• Description of the task
Say how many lines in the records hold the word "text", and give nothing but that number.

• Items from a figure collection
= = = = = = =
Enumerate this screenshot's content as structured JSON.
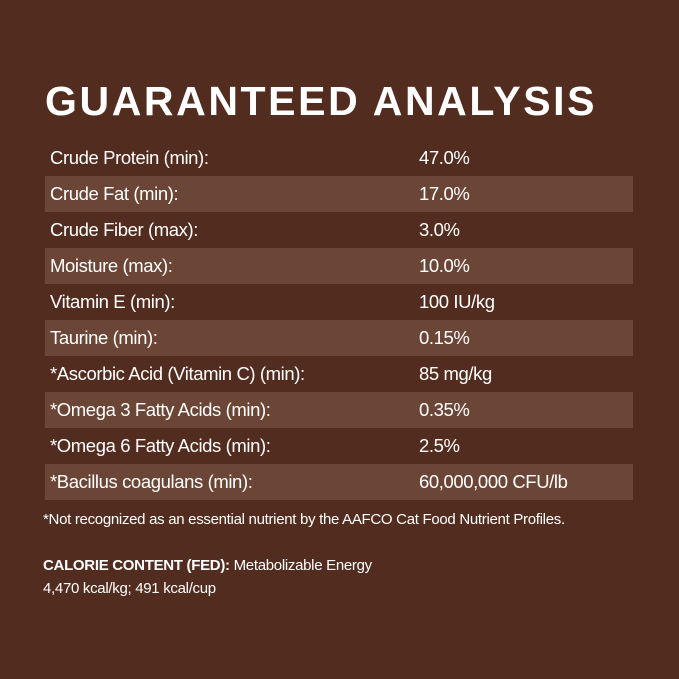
{
  "title": "GUARANTEED ANALYSIS",
  "rows": [
    {
      "label": "Crude Protein (min):",
      "value": "47.0%"
    },
    {
      "label": "Crude Fat (min):",
      "value": "17.0%"
    },
    {
      "label": "Crude Fiber (max):",
      "value": "3.0%"
    },
    {
      "label": "Moisture (max):",
      "value": "10.0%"
    },
    {
      "label": "Vitamin E (min):",
      "value": "100 IU/kg"
    },
    {
      "label": "Taurine (min):",
      "value": "0.15%"
    },
    {
      "label": "*Ascorbic Acid (Vitamin C) (min):",
      "value": "85 mg/kg"
    },
    {
      "label": "*Omega 3 Fatty Acids (min):",
      "value": "0.35%"
    },
    {
      "label": "*Omega 6 Fatty Acids (min):",
      "value": "2.5%"
    },
    {
      "label": "*Bacillus coagulans (min):",
      "value": "60,000,000 CFU/lb"
    }
  ],
  "footnote": "*Not recognized as an essential nutrient by the AAFCO Cat Food Nutrient Profiles.",
  "calorie": {
    "heading": "CALORIE CONTENT (FED):",
    "text": "Metabolizable Energy",
    "values": "4,470 kcal/kg; 491 kcal/cup"
  },
  "colors": {
    "background": "#522c1f",
    "stripe": "#6b4636",
    "text": "#ffffff"
  }
}
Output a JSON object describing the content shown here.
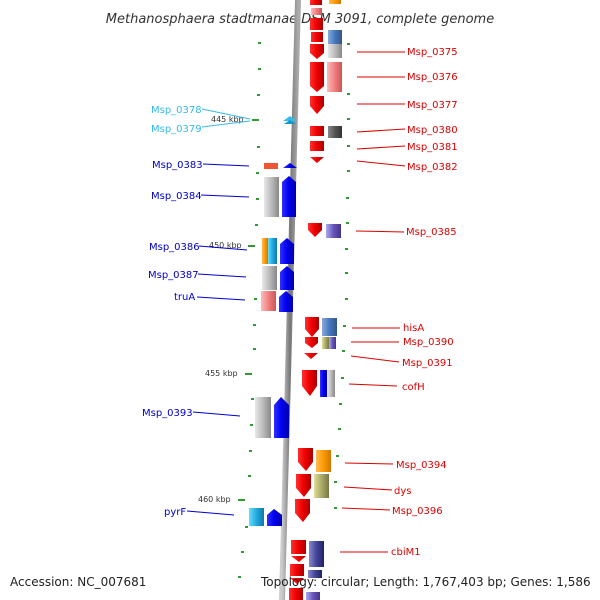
{
  "title": "Methanosphaera stadtmanae DSM 3091, complete genome",
  "footer": {
    "accession": "Accession: NC_007681",
    "topology": "Topology: circular; Length: 1,767,403 bp; Genes: 1,586"
  },
  "colors": {
    "strand_minus": "#0000ee",
    "strand_plus": "#ee0000",
    "highlight": "#33bbee",
    "backbone": "#888888",
    "tick": "#339933"
  },
  "kbp_marks": [
    "445 kbp",
    "450 kbp",
    "455 kbp",
    "460 kbp"
  ],
  "genes_left": [
    {
      "id": "Msp_0378",
      "label": "Msp_0378",
      "color": "#33bbee"
    },
    {
      "id": "Msp_0379",
      "label": "Msp_0379",
      "color": "#33bbee"
    },
    {
      "id": "Msp_0383",
      "label": "Msp_0383",
      "color": "#0000cc"
    },
    {
      "id": "Msp_0384",
      "label": "Msp_0384",
      "color": "#0000cc"
    },
    {
      "id": "Msp_0386",
      "label": "Msp_0386",
      "color": "#0000cc"
    },
    {
      "id": "Msp_0387",
      "label": "Msp_0387",
      "color": "#0000cc"
    },
    {
      "id": "truA",
      "label": "truA",
      "color": "#0000cc"
    },
    {
      "id": "Msp_0393",
      "label": "Msp_0393",
      "color": "#0000cc"
    },
    {
      "id": "pyrF",
      "label": "pyrF",
      "color": "#0000cc"
    }
  ],
  "genes_right": [
    {
      "id": "Msp_0375",
      "label": "Msp_0375",
      "color": "#dd0000"
    },
    {
      "id": "Msp_0376",
      "label": "Msp_0376",
      "color": "#dd0000"
    },
    {
      "id": "Msp_0377",
      "label": "Msp_0377",
      "color": "#dd0000"
    },
    {
      "id": "Msp_0380",
      "label": "Msp_0380",
      "color": "#dd0000"
    },
    {
      "id": "Msp_0381",
      "label": "Msp_0381",
      "color": "#dd0000"
    },
    {
      "id": "Msp_0382",
      "label": "Msp_0382",
      "color": "#dd0000"
    },
    {
      "id": "Msp_0385",
      "label": "Msp_0385",
      "color": "#dd0000"
    },
    {
      "id": "hisA",
      "label": "hisA",
      "color": "#dd0000"
    },
    {
      "id": "Msp_0390",
      "label": "Msp_0390",
      "color": "#dd0000"
    },
    {
      "id": "Msp_0391",
      "label": "Msp_0391",
      "color": "#dd0000"
    },
    {
      "id": "cofH",
      "label": "cofH",
      "color": "#dd0000"
    },
    {
      "id": "Msp_0394",
      "label": "Msp_0394",
      "color": "#dd0000"
    },
    {
      "id": "dys",
      "label": "dys",
      "color": "#dd0000"
    },
    {
      "id": "Msp_0396",
      "label": "Msp_0396",
      "color": "#dd0000"
    },
    {
      "id": "cbiM1",
      "label": "cbiM1",
      "color": "#dd0000"
    }
  ]
}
= = = = = = =
• Exercise answer
2